• Exercise goal: Nothing in the records may be left out or altered; reproduce them all exactly.

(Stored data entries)
=====

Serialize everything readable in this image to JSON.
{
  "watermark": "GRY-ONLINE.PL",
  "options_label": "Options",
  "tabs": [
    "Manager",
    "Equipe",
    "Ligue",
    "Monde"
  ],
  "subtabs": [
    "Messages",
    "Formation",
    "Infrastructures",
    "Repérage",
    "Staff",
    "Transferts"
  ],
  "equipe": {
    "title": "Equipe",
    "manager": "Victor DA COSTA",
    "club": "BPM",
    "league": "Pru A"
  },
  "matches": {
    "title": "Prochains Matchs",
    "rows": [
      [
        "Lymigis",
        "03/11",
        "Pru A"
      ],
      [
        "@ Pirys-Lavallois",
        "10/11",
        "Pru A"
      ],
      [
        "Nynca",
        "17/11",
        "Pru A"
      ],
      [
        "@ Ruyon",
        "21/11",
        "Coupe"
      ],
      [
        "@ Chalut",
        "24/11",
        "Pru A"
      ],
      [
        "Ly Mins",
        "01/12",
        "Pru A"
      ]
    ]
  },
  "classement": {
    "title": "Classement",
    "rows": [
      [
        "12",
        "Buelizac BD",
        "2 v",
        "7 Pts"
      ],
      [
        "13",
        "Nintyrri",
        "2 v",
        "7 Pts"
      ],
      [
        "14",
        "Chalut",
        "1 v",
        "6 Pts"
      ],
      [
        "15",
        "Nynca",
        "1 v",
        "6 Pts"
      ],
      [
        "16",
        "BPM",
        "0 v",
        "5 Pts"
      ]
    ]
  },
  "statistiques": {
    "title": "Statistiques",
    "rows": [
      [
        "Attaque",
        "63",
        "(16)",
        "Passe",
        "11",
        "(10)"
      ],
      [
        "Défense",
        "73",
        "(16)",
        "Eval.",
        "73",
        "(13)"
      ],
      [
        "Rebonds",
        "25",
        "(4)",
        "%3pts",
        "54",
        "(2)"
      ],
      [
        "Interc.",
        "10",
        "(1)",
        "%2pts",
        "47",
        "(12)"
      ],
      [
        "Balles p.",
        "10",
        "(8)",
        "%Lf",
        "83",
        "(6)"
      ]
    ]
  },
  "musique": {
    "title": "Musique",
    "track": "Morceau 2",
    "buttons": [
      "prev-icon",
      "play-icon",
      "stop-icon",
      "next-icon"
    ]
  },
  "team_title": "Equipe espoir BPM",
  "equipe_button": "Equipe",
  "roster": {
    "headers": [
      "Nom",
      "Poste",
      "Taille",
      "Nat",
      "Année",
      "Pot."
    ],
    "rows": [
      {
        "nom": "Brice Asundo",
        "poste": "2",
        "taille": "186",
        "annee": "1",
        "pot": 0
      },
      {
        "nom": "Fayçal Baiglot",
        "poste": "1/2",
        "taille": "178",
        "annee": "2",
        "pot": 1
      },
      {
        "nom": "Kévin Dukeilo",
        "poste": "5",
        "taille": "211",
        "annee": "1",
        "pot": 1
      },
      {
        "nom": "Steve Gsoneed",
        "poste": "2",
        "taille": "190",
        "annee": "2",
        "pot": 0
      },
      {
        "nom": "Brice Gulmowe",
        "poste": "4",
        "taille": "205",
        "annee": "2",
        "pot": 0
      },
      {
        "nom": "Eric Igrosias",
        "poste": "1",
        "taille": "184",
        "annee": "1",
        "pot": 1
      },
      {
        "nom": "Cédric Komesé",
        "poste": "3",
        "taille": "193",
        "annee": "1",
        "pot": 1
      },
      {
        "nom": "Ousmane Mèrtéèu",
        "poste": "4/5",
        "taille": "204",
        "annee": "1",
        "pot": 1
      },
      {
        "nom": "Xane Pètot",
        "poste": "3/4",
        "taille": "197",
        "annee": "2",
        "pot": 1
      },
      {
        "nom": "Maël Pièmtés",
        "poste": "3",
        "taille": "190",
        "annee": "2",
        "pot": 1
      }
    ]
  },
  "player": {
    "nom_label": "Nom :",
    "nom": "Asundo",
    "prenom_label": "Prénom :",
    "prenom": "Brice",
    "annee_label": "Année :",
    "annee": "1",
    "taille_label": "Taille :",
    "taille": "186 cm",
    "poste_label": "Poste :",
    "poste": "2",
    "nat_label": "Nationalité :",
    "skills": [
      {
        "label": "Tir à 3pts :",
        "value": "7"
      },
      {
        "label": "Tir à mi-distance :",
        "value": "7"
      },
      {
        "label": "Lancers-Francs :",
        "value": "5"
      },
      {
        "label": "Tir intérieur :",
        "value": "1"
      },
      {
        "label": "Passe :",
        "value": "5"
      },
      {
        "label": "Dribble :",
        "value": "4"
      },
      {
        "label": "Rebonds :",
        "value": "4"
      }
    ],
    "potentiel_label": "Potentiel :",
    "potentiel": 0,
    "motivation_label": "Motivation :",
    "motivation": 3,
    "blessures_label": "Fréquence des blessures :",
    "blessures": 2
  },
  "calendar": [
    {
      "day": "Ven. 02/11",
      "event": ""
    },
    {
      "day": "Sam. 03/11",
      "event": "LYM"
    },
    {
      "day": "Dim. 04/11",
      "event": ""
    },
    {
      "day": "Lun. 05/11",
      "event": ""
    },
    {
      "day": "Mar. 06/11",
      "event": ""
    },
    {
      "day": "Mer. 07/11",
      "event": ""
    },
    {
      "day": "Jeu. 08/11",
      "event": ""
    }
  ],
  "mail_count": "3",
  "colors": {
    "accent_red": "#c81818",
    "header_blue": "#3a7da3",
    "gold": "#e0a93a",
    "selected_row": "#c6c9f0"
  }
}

=====

• Finished answer:
Serialize everything readable in this image to JSON.
{
  "watermark": "GRY-ONLINE.PL",
  "options_label": "Options",
  "tabs": [
    "Manager",
    "Equipe",
    "Ligue",
    "Monde"
  ],
  "subtabs": [
    "Messages",
    "Formation",
    "Infrastructures",
    "Repérage",
    "Staff",
    "Transferts"
  ],
  "equipe": {
    "title": "Equipe",
    "manager": "Victor DA COSTA",
    "club": "BPM",
    "league": "Pru A"
  },
  "matches": {
    "title": "Prochains Matchs",
    "rows": [
      [
        "Lymigis",
        "03/11",
        "Pru A"
      ],
      [
        "@ Pirys-Lavallois",
        "10/11",
        "Pru A"
      ],
      [
        "Nynca",
        "17/11",
        "Pru A"
      ],
      [
        "@ Ruyon",
        "21/11",
        "Coupe"
      ],
      [
        "@ Chalut",
        "24/11",
        "Pru A"
      ],
      [
        "Ly Mins",
        "01/12",
        "Pru A"
      ]
    ]
  },
  "classement": {
    "title": "Classement",
    "rows": [
      [
        "12",
        "Buelizac BD",
        "2 v",
        "7 Pts"
      ],
      [
        "13",
        "Nintyrri",
        "2 v",
        "7 Pts"
      ],
      [
        "14",
        "Chalut",
        "1 v",
        "6 Pts"
      ],
      [
        "15",
        "Nynca",
        "1 v",
        "6 Pts"
      ],
      [
        "16",
        "BPM",
        "0 v",
        "5 Pts"
      ]
    ]
  },
  "statistiques": {
    "title": "Statistiques",
    "rows": [
      [
        "Attaque",
        "63",
        "(16)",
        "Passe",
        "11",
        "(10)"
      ],
      [
        "Défense",
        "73",
        "(16)",
        "Eval.",
        "73",
        "(13)"
      ],
      [
        "Rebonds",
        "25",
        "(4)",
        "%3pts",
        "54",
        "(2)"
      ],
      [
        "Interc.",
        "10",
        "(1)",
        "%2pts",
        "47",
        "(12)"
      ],
      [
        "Balles p.",
        "10",
        "(8)",
        "%Lf",
        "83",
        "(6)"
      ]
    ]
  },
  "musique": {
    "title": "Musique",
    "track": "Morceau 2",
    "buttons": [
      "prev-icon",
      "play-icon",
      "stop-icon",
      "next-icon"
    ]
  },
  "team_title": "Equipe espoir BPM",
  "equipe_button": "Equipe",
  "roster": {
    "headers": [
      "Nom",
      "Poste",
      "Taille",
      "Nat",
      "Année",
      "Pot."
    ],
    "rows": [
      {
        "nom": "Brice Asundo",
        "poste": "2",
        "taille": "186",
        "annee": "1",
        "pot": 0
      },
      {
        "nom": "Fayçal Baiglot",
        "poste": "1/2",
        "taille": "178",
        "annee": "2",
        "pot": 1
      },
      {
        "nom": "Kévin Dukeilo",
        "poste": "5",
        "taille": "211",
        "annee": "1",
        "pot": 1
      },
      {
        "nom": "Steve Gsoneed",
        "poste": "2",
        "taille": "190",
        "annee": "2",
        "pot": 0
      },
      {
        "nom": "Brice Gulmowe",
        "poste": "4",
        "taille": "205",
        "annee": "2",
        "pot": 0
      },
      {
        "nom": "Eric Igrosias",
        "poste": "1",
        "taille": "184",
        "annee": "1",
        "pot": 1
      },
      {
        "nom": "Cédric Komesé",
        "poste": "3",
        "taille": "193",
        "annee": "1",
        "pot": 1
      },
      {
        "nom": "Ousmane Mèrtéèu",
        "poste": "4/5",
        "taille": "204",
        "annee": "1",
        "pot": 1
      },
      {
        "nom": "Xane Pètot",
        "poste": "3/4",
        "taille": "197",
        "annee": "2",
        "pot": 1
      },
      {
        "nom": "Maël Pièmtés",
        "poste": "3",
        "taille": "190",
        "annee": "2",
        "pot": 1
      }
    ]
  },
  "player": {
    "nom_label": "Nom :",
    "nom": "Asundo",
    "prenom_label": "Prénom :",
    "prenom": "Brice",
    "annee_label": "Année :",
    "annee": "1",
    "taille_label": "Taille :",
    "taille": "186 cm",
    "poste_label": "Poste :",
    "poste": "2",
    "nat_label": "Nationalité :",
    "skills": [
      {
        "label": "Tir à 3pts :",
        "value": "7"
      },
      {
        "label": "Tir à mi-distance :",
        "value": "7"
      },
      {
        "label": "Lancers-Francs :",
        "value": "5"
      },
      {
        "label": "Tir intérieur :",
        "value": "1"
      },
      {
        "label": "Passe :",
        "value": "5"
      },
      {
        "label": "Dribble :",
        "value": "4"
      },
      {
        "label": "Rebonds :",
        "value": "4"
      }
    ],
    "potentiel_label": "Potentiel :",
    "potentiel": 0,
    "motivation_label": "Motivation :",
    "motivation": 3,
    "blessures_label": "Fréquence des blessures :",
    "blessures": 2
  },
  "calendar": [
    {
      "day": "Ven. 02/11",
      "event": ""
    },
    {
      "day": "Sam. 03/11",
      "event": "LYM"
    },
    {
      "day": "Dim. 04/11",
      "event": ""
    },
    {
      "day": "Lun. 05/11",
      "event": ""
    },
    {
      "day": "Mar. 06/11",
      "event": ""
    },
    {
      "day": "Mer. 07/11",
      "event": ""
    },
    {
      "day": "Jeu. 08/11",
      "event": ""
    }
  ],
  "mail_count": "3",
  "colors": {
    "accent_red": "#c81818",
    "header_blue": "#3a7da3",
    "gold": "#e0a93a",
    "selected_row": "#c6c9f0"
  }
}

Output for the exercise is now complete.